• _Set problem_
Copy out each line that includes the word "this".

• _Supplied records_
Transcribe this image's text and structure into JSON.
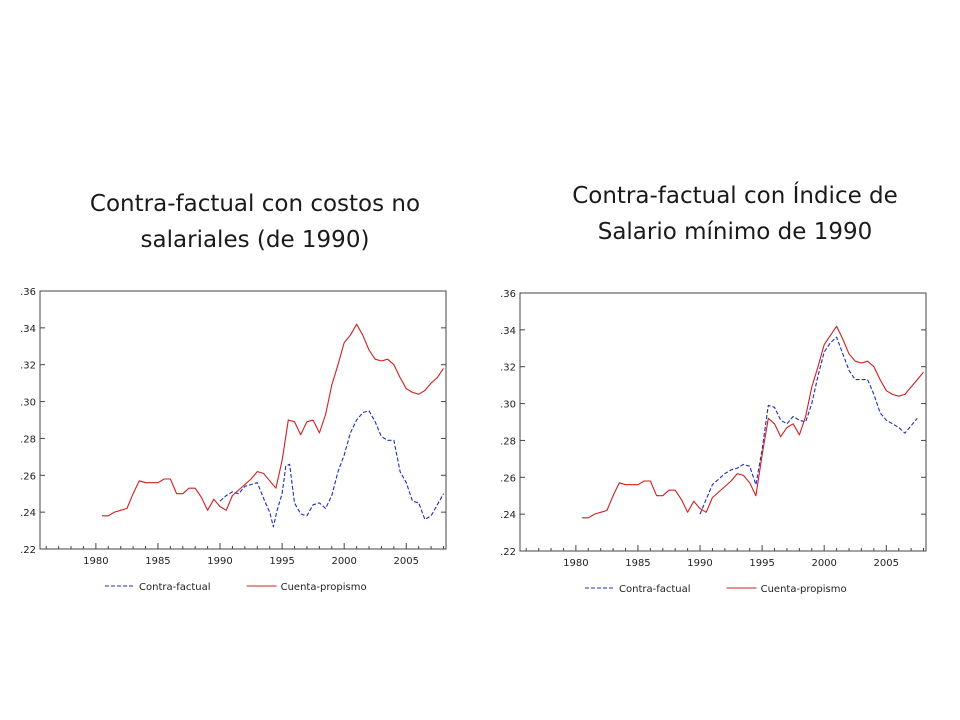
{
  "captions": {
    "left": [
      "Contra-factual con costos no",
      "salariales (de 1990)"
    ],
    "right": [
      "Contra-factual con Índice de",
      "Salario mínimo de 1990"
    ]
  },
  "colors": {
    "contrafactual": "#1f2fb8",
    "cuenta": "#d21f1f",
    "axis": "#444444"
  },
  "chart_data": [
    {
      "type": "line",
      "title": "Contra-factual con costos no salariales (de 1990)",
      "xlim": [
        1975.5,
        2008.2
      ],
      "ylim": [
        0.22,
        0.36
      ],
      "x_ticks": [
        "1980",
        "1985",
        "1990",
        "1995",
        "2000",
        "2005"
      ],
      "y_ticks": [
        ".22",
        ".24",
        ".26",
        ".28",
        ".30",
        ".32",
        ".34",
        ".36"
      ],
      "legend": "bottom",
      "series": [
        {
          "name": "Contra-factual",
          "style": "dashed",
          "x": [
            1990.0,
            1990.5,
            1991.0,
            1991.5,
            1992.0,
            1992.5,
            1993.0,
            1993.3,
            1993.6,
            1994.0,
            1994.3,
            1994.6,
            1995.0,
            1995.3,
            1995.6,
            1996.0,
            1996.5,
            1997.0,
            1997.5,
            1998.0,
            1998.5,
            1999.0,
            1999.5,
            2000.0,
            2000.5,
            2001.0,
            2001.5,
            2002.0,
            2002.5,
            2003.0,
            2003.5,
            2004.0,
            2004.5,
            2005.0,
            2005.5,
            2006.0,
            2006.5,
            2007.0,
            2007.5,
            2008.0
          ],
          "values": [
            0.246,
            0.249,
            0.251,
            0.25,
            0.254,
            0.255,
            0.256,
            0.251,
            0.246,
            0.24,
            0.232,
            0.241,
            0.25,
            0.265,
            0.266,
            0.245,
            0.239,
            0.238,
            0.244,
            0.245,
            0.242,
            0.249,
            0.262,
            0.271,
            0.283,
            0.29,
            0.294,
            0.295,
            0.289,
            0.281,
            0.279,
            0.279,
            0.262,
            0.256,
            0.246,
            0.245,
            0.236,
            0.238,
            0.244,
            0.25
          ]
        },
        {
          "name": "Cuenta-propismo",
          "style": "solid",
          "x": [
            1980.5,
            1981.0,
            1981.5,
            1982.0,
            1982.5,
            1983.0,
            1983.5,
            1984.0,
            1984.5,
            1985.0,
            1985.5,
            1986.0,
            1986.5,
            1987.0,
            1987.5,
            1988.0,
            1988.5,
            1989.0,
            1989.5,
            1990.0,
            1990.5,
            1991.0,
            1991.5,
            1992.0,
            1992.5,
            1993.0,
            1993.5,
            1994.0,
            1994.5,
            1995.0,
            1995.5,
            1996.0,
            1996.5,
            1997.0,
            1997.5,
            1998.0,
            1998.5,
            1999.0,
            1999.5,
            2000.0,
            2000.5,
            2001.0,
            2001.5,
            2002.0,
            2002.5,
            2003.0,
            2003.5,
            2004.0,
            2004.5,
            2005.0,
            2005.5,
            2006.0,
            2006.5,
            2007.0,
            2007.5,
            2008.0
          ],
          "values": [
            0.238,
            0.238,
            0.24,
            0.241,
            0.242,
            0.25,
            0.257,
            0.256,
            0.256,
            0.256,
            0.258,
            0.258,
            0.25,
            0.25,
            0.253,
            0.253,
            0.248,
            0.241,
            0.247,
            0.243,
            0.241,
            0.249,
            0.252,
            0.255,
            0.258,
            0.262,
            0.261,
            0.257,
            0.253,
            0.268,
            0.29,
            0.289,
            0.282,
            0.289,
            0.29,
            0.283,
            0.293,
            0.309,
            0.32,
            0.332,
            0.336,
            0.342,
            0.336,
            0.328,
            0.323,
            0.322,
            0.323,
            0.32,
            0.313,
            0.307,
            0.305,
            0.304,
            0.306,
            0.31,
            0.313,
            0.318
          ]
        }
      ]
    },
    {
      "type": "line",
      "title": "Contra-factual con Índice de Salario mínimo de 1990",
      "xlim": [
        1975.5,
        2008.2
      ],
      "ylim": [
        0.22,
        0.36
      ],
      "x_ticks": [
        "1980",
        "1985",
        "1990",
        "1995",
        "2000",
        "2005"
      ],
      "y_ticks": [
        ".22",
        ".24",
        ".26",
        ".28",
        ".30",
        ".32",
        ".34",
        ".36"
      ],
      "legend": "bottom",
      "series": [
        {
          "name": "Contra-factual",
          "style": "dashed",
          "x": [
            1990.0,
            1990.5,
            1991.0,
            1991.5,
            1992.0,
            1992.5,
            1993.0,
            1993.5,
            1994.0,
            1994.5,
            1995.0,
            1995.5,
            1996.0,
            1996.5,
            1997.0,
            1997.5,
            1998.0,
            1998.5,
            1999.0,
            1999.5,
            2000.0,
            2000.5,
            2001.0,
            2001.5,
            2002.0,
            2002.5,
            2003.0,
            2003.5,
            2004.0,
            2004.5,
            2005.0,
            2005.5,
            2006.0,
            2006.5,
            2007.0,
            2007.5
          ],
          "values": [
            0.24,
            0.248,
            0.256,
            0.259,
            0.262,
            0.264,
            0.265,
            0.267,
            0.266,
            0.256,
            0.275,
            0.299,
            0.298,
            0.291,
            0.289,
            0.293,
            0.291,
            0.29,
            0.3,
            0.315,
            0.328,
            0.333,
            0.336,
            0.327,
            0.318,
            0.313,
            0.313,
            0.313,
            0.305,
            0.295,
            0.291,
            0.289,
            0.287,
            0.284,
            0.288,
            0.292
          ]
        },
        {
          "name": "Cuenta-propismo",
          "style": "solid",
          "x": [
            1980.5,
            1981.0,
            1981.5,
            1982.0,
            1982.5,
            1983.0,
            1983.5,
            1984.0,
            1984.5,
            1985.0,
            1985.5,
            1986.0,
            1986.5,
            1987.0,
            1987.5,
            1988.0,
            1988.5,
            1989.0,
            1989.5,
            1990.0,
            1990.5,
            1991.0,
            1991.5,
            1992.0,
            1992.5,
            1993.0,
            1993.5,
            1994.0,
            1994.5,
            1995.0,
            1995.5,
            1996.0,
            1996.5,
            1997.0,
            1997.5,
            1998.0,
            1998.5,
            1999.0,
            1999.5,
            2000.0,
            2000.5,
            2001.0,
            2001.5,
            2002.0,
            2002.5,
            2003.0,
            2003.5,
            2004.0,
            2004.5,
            2005.0,
            2005.5,
            2006.0,
            2006.5,
            2007.0,
            2007.5,
            2008.0
          ],
          "values": [
            0.238,
            0.238,
            0.24,
            0.241,
            0.242,
            0.25,
            0.257,
            0.256,
            0.256,
            0.256,
            0.258,
            0.258,
            0.25,
            0.25,
            0.253,
            0.253,
            0.248,
            0.241,
            0.247,
            0.243,
            0.241,
            0.249,
            0.252,
            0.255,
            0.258,
            0.262,
            0.261,
            0.257,
            0.25,
            0.272,
            0.292,
            0.289,
            0.282,
            0.287,
            0.289,
            0.283,
            0.293,
            0.309,
            0.32,
            0.332,
            0.337,
            0.342,
            0.335,
            0.327,
            0.323,
            0.322,
            0.323,
            0.32,
            0.313,
            0.307,
            0.305,
            0.304,
            0.305,
            0.309,
            0.313,
            0.317
          ]
        }
      ]
    }
  ]
}
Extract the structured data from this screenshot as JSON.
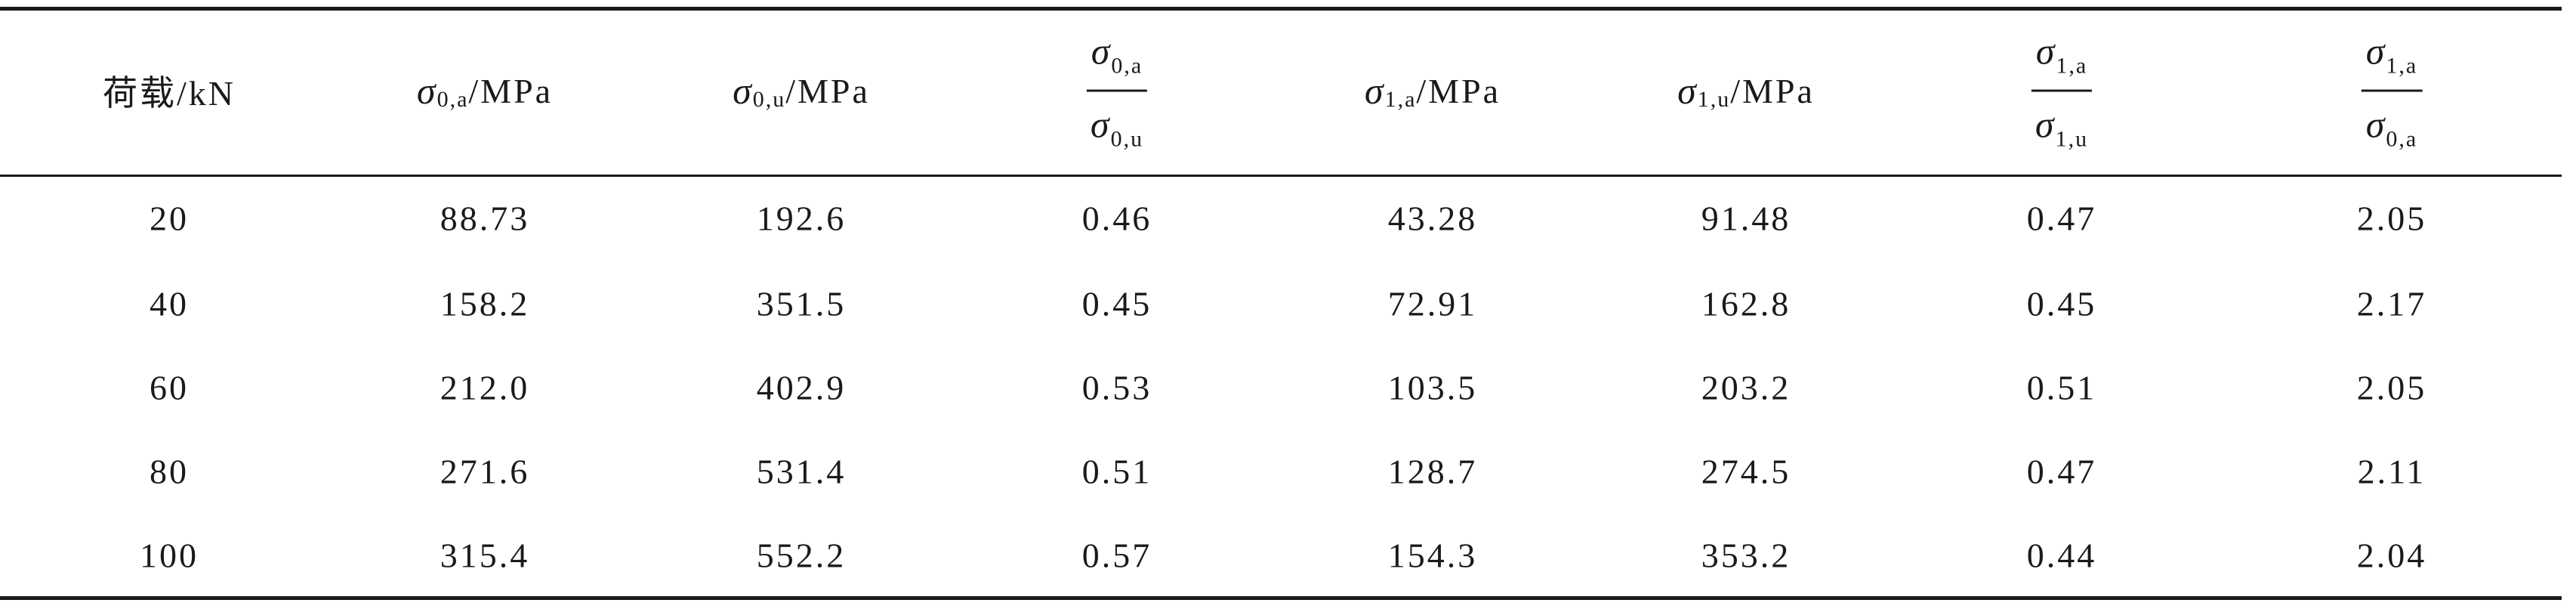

• _Problem solution_
Transcribe this image's text and structure into JSON.
Extract the structured data from this screenshot as JSON.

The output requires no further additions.